● Written exercise
Rewrite everything from the start of the entries down through the line containing "left-line: . So, xyxy=(35,404,87,436)", changing every "left-line" to "margin-line" and leaving all else unchanged.

Element placement data:
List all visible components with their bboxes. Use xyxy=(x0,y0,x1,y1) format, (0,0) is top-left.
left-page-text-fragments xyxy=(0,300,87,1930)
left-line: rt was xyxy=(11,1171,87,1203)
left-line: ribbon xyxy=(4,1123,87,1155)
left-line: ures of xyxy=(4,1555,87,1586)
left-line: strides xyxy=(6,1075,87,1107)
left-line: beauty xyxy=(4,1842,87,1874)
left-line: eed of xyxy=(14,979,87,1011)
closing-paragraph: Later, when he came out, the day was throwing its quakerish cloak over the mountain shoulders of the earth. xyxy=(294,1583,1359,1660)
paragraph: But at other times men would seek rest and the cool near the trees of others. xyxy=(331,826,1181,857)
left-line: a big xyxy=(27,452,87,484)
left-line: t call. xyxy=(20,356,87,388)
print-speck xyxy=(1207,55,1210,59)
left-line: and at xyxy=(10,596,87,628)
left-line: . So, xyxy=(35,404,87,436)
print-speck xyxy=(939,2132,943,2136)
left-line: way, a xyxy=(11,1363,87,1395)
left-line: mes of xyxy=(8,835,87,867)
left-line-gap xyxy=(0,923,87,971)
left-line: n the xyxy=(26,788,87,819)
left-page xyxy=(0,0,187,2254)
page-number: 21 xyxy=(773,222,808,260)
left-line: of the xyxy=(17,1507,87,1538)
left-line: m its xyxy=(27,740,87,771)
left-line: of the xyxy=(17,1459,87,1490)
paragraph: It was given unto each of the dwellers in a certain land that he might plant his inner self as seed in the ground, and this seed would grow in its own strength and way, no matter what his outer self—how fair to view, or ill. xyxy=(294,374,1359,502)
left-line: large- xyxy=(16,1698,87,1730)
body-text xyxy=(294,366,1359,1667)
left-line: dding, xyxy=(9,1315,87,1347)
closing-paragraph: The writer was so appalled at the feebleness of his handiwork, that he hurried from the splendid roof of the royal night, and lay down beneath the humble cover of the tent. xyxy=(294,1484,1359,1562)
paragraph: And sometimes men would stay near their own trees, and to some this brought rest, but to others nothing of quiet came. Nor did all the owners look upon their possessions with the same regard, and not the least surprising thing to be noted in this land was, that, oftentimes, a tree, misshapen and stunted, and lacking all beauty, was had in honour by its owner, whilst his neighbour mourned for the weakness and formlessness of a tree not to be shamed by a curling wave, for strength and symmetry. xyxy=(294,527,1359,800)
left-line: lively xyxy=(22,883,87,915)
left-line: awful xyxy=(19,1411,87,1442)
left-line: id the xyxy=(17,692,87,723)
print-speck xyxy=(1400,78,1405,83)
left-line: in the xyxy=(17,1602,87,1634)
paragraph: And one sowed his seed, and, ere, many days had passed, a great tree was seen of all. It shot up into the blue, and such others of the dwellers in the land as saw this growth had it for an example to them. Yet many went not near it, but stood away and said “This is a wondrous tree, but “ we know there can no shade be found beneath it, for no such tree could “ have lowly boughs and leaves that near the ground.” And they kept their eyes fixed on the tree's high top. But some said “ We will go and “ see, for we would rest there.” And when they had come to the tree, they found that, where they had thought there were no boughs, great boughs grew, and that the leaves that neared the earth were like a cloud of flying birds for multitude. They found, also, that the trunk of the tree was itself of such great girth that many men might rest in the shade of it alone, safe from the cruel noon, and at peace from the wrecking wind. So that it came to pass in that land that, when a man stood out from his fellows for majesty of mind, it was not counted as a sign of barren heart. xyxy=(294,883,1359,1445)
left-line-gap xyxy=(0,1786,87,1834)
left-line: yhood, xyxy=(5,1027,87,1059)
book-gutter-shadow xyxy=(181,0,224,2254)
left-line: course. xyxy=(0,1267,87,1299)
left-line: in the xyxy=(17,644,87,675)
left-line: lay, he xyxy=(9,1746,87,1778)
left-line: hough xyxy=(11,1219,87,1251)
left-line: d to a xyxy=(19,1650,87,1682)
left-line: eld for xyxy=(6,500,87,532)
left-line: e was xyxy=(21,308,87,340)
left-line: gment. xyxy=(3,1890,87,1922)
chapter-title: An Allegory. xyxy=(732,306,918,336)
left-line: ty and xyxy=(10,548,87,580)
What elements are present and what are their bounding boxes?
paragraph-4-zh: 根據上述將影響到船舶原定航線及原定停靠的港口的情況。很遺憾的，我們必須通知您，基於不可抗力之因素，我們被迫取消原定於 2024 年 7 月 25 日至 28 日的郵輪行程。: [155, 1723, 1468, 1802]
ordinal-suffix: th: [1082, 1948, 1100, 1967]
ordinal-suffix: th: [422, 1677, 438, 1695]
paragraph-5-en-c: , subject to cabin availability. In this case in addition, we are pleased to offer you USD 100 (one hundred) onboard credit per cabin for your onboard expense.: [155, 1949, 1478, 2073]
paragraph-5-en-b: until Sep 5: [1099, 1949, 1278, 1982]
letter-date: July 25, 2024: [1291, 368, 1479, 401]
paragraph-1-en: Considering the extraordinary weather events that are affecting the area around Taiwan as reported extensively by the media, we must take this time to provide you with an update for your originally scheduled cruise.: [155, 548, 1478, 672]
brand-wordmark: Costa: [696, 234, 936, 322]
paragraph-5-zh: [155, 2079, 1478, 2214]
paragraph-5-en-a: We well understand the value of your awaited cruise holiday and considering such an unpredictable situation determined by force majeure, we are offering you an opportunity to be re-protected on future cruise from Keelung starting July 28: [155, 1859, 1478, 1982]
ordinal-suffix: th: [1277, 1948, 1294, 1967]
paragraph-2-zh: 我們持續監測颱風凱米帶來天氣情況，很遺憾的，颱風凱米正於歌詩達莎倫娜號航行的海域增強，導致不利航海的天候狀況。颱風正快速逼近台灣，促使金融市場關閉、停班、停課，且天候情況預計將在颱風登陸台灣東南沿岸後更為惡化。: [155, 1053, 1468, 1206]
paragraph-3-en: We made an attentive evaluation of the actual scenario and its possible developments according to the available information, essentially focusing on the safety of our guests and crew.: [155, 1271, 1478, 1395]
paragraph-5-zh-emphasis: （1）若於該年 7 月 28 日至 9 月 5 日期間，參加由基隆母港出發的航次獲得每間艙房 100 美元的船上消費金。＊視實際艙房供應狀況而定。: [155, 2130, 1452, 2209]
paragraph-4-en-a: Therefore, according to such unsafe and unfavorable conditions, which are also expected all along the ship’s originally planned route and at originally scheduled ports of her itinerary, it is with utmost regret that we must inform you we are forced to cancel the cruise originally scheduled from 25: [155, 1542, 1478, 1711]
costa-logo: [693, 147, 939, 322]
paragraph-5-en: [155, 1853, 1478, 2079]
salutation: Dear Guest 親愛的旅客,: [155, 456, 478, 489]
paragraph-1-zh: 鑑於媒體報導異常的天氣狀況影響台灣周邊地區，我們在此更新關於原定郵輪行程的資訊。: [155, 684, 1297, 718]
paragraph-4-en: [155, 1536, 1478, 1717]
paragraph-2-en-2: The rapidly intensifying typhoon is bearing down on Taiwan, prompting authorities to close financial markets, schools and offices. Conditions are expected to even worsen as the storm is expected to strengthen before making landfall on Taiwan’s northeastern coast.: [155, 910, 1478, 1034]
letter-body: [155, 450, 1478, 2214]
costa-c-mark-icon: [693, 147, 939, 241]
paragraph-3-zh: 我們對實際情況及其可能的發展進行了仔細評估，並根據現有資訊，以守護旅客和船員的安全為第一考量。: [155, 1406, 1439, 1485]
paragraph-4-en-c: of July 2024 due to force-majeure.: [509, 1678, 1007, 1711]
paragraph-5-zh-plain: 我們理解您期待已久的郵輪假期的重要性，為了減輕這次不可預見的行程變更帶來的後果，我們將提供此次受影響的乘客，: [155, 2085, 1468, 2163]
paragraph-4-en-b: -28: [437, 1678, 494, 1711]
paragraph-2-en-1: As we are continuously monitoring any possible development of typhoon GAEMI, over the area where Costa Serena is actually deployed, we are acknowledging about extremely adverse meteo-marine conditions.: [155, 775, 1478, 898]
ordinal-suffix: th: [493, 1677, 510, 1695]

● Problem solution
List all visible components with their bboxes. Use xyxy=(x0,y0,x1,y1) format, (0,0) is top-left.
left-page-text-fragments xyxy=(0,300,87,1930)
margin-line: rt was xyxy=(11,1171,87,1203)
margin-line: ribbon xyxy=(4,1123,87,1155)
margin-line: ures of xyxy=(4,1555,87,1586)
margin-line: strides xyxy=(6,1075,87,1107)
margin-line: beauty xyxy=(4,1842,87,1874)
margin-line: eed of xyxy=(14,979,87,1011)
closing-paragraph: Later, when he came out, the day was throwing its quakerish cloak over the mountain shoulders of the earth. xyxy=(294,1583,1359,1660)
paragraph: But at other times men would seek rest and the cool near the trees of others. xyxy=(331,826,1181,857)
margin-line: a big xyxy=(27,452,87,484)
margin-line: t call. xyxy=(20,356,87,388)
print-speck xyxy=(1207,55,1210,59)
margin-line: and at xyxy=(10,596,87,628)
margin-line: . So, xyxy=(35,404,87,436)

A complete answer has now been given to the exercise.